Stated exercise:
Select every line below containing the word "újszülött".
## START Dataset extract
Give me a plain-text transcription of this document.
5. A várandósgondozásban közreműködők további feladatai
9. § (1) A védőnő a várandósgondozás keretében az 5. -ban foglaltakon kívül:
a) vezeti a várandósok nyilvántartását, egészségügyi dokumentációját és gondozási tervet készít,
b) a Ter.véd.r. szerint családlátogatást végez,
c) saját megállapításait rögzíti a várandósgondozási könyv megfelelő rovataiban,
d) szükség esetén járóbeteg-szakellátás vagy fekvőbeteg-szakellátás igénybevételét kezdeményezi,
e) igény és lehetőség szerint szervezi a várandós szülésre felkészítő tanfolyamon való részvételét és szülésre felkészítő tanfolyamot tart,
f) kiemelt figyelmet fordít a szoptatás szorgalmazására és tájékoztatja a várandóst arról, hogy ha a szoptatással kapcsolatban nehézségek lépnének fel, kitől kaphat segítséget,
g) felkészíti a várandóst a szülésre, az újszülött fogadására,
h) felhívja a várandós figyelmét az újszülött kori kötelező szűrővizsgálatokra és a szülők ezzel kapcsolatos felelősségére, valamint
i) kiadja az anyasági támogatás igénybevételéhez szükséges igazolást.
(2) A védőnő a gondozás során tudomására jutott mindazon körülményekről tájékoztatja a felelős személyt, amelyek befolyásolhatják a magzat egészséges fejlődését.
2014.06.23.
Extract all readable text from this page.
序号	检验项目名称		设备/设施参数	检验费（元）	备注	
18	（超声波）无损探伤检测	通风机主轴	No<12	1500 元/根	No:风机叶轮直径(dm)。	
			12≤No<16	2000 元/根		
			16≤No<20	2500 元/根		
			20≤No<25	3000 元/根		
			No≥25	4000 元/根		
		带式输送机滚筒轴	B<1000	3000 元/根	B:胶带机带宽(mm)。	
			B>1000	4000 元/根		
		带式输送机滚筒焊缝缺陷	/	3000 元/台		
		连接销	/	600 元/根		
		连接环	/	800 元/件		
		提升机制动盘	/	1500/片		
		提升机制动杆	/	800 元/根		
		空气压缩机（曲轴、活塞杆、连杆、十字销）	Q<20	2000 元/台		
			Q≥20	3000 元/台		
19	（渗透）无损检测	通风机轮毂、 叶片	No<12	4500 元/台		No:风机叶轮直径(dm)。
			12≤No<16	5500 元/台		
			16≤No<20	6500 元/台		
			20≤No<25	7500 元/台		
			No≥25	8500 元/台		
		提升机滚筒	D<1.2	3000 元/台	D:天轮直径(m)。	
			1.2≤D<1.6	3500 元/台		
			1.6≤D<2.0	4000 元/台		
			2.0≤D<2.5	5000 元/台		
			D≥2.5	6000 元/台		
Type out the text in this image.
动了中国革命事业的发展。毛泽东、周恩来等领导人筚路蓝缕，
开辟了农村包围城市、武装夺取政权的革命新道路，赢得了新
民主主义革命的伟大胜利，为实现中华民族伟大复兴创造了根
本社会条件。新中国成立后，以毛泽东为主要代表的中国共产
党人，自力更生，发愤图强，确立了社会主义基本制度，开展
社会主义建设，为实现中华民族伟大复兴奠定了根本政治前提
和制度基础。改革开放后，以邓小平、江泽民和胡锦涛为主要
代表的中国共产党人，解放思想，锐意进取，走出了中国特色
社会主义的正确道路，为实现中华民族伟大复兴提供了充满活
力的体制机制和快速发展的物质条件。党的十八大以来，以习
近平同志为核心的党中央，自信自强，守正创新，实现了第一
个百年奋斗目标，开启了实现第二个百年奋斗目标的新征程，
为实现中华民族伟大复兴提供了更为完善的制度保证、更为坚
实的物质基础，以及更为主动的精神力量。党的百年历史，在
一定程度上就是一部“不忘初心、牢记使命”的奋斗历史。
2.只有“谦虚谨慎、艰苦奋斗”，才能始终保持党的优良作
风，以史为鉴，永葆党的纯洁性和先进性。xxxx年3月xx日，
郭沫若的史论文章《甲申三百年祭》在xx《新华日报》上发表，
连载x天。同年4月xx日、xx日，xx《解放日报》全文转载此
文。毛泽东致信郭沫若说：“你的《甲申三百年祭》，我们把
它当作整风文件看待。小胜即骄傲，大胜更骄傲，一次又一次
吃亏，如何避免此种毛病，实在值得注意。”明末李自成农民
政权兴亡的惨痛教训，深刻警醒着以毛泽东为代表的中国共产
## END Dataset extract
Written reply:
g) felkészíti a várandóst a szülésre, az újszülött fogadására,
h) felhívja a várandós figyelmét az újszülött kori kötelező szűrővizsgálatokra és a szülők ezzel kapcsolatos felelősségére, valamint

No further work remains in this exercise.